*What needs to be done:*
Select all lines in the records that include "einmal".

*Data for processing:*
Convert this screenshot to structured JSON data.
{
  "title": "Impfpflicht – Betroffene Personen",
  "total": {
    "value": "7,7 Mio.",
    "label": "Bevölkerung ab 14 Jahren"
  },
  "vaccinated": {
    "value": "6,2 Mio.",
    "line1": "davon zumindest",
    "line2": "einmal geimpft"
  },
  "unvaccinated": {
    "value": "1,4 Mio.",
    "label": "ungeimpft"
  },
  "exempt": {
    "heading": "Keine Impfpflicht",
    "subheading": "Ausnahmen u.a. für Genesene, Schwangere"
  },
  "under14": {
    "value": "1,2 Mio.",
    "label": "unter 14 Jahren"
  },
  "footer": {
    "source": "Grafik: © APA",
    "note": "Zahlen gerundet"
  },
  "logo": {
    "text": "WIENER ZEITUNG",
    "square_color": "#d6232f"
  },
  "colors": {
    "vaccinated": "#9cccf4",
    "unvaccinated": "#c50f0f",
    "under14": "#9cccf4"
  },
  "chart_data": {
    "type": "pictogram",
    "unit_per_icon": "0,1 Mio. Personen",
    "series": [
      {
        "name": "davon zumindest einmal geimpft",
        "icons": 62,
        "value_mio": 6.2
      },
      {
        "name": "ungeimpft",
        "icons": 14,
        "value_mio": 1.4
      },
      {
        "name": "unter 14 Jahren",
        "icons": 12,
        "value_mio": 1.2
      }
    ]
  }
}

*Answer to this task:*
    "line2": "einmal geimpft"
        "name": "davon zumindest einmal geimpft",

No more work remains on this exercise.